Look through the entries and report how many lines include the word "dạng". Give the number alone.

ENTRIES PROVIDED >>
---*---

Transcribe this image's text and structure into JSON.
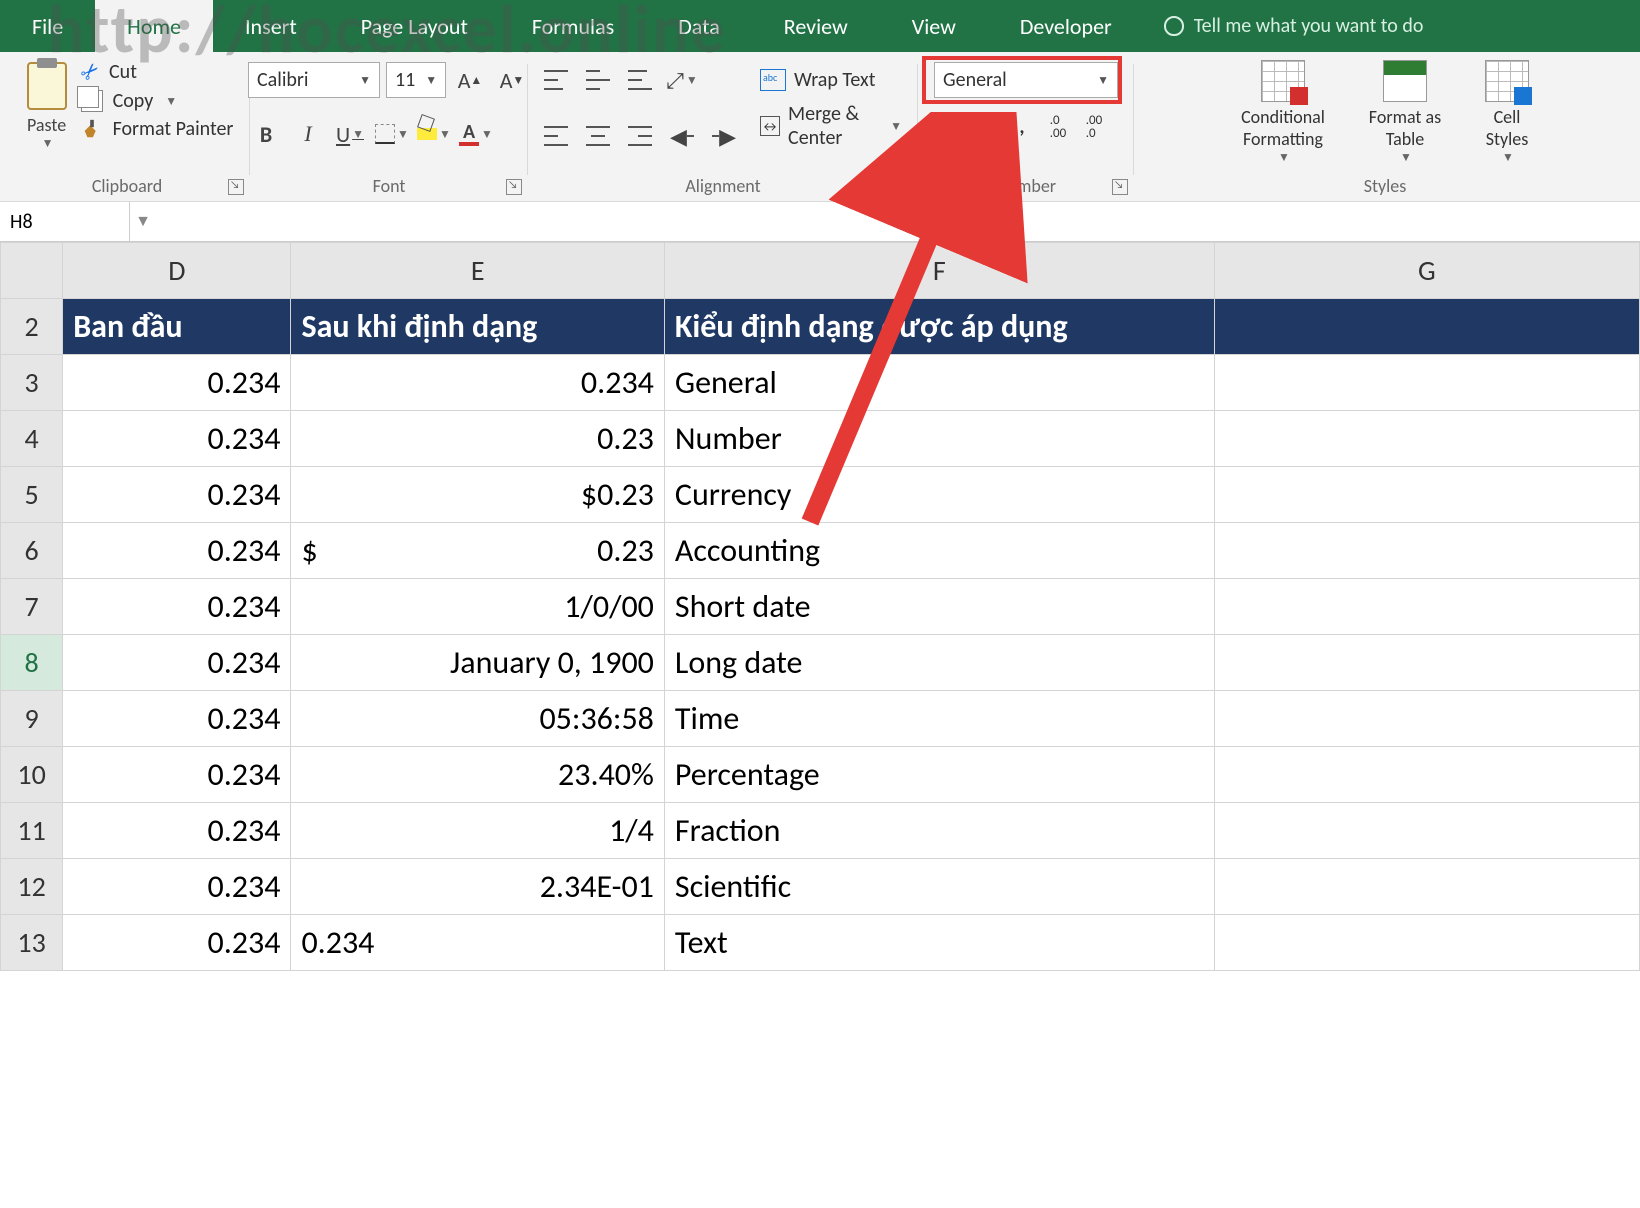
{
  "tabs": [
    "File",
    "Home",
    "Insert",
    "Page Layout",
    "Formulas",
    "Data",
    "Review",
    "View",
    "Developer"
  ],
  "active_tab": "Home",
  "tellme": "Tell me what you want to do",
  "clipboard": {
    "label": "Clipboard",
    "paste": "Paste",
    "cut": "Cut",
    "copy": "Copy",
    "painter": "Format Painter"
  },
  "font": {
    "label": "Font",
    "name": "Calibri",
    "size": "11"
  },
  "alignment": {
    "label": "Alignment",
    "wrap": "Wrap Text",
    "merge": "Merge & Center"
  },
  "number": {
    "label": "Number",
    "format": "General"
  },
  "styles": {
    "label": "Styles",
    "cond": "Conditional Formatting",
    "table": "Format as Table",
    "cell": "Cell Styles"
  },
  "namebox": "H8",
  "watermark": "http://hocexcel.online",
  "cols": [
    "D",
    "E",
    "F",
    "G"
  ],
  "header_row_num": "2",
  "headers": {
    "d": "Ban đầu",
    "e": "Sau khi định dạng",
    "f": "Kiểu định dạng được áp dụng"
  },
  "rows": [
    {
      "n": "3",
      "d": "0.234",
      "e": "0.234",
      "f": "General"
    },
    {
      "n": "4",
      "d": "0.234",
      "e": "0.23",
      "f": "Number"
    },
    {
      "n": "5",
      "d": "0.234",
      "e": "$0.23",
      "f": "Currency"
    },
    {
      "n": "6",
      "d": "0.234",
      "e_prefix": "$",
      "e": "0.23",
      "f": "Accounting",
      "acc": true
    },
    {
      "n": "7",
      "d": "0.234",
      "e": "1/0/00",
      "f": "Short date"
    },
    {
      "n": "8",
      "d": "0.234",
      "e": "January 0, 1900",
      "f": "Long date",
      "sel": true
    },
    {
      "n": "9",
      "d": "0.234",
      "e": "05:36:58",
      "f": "Time"
    },
    {
      "n": "10",
      "d": "0.234",
      "e": "23.40%",
      "f": "Percentage"
    },
    {
      "n": "11",
      "d": "0.234",
      "e": "1/4",
      "f": "Fraction"
    },
    {
      "n": "12",
      "d": "0.234",
      "e": "2.34E-01",
      "f": "Scientific"
    },
    {
      "n": "13",
      "d": "0.234",
      "e": "0.234",
      "f": "Text",
      "eleft": true
    }
  ]
}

---*---

FULL ANSWER >> 2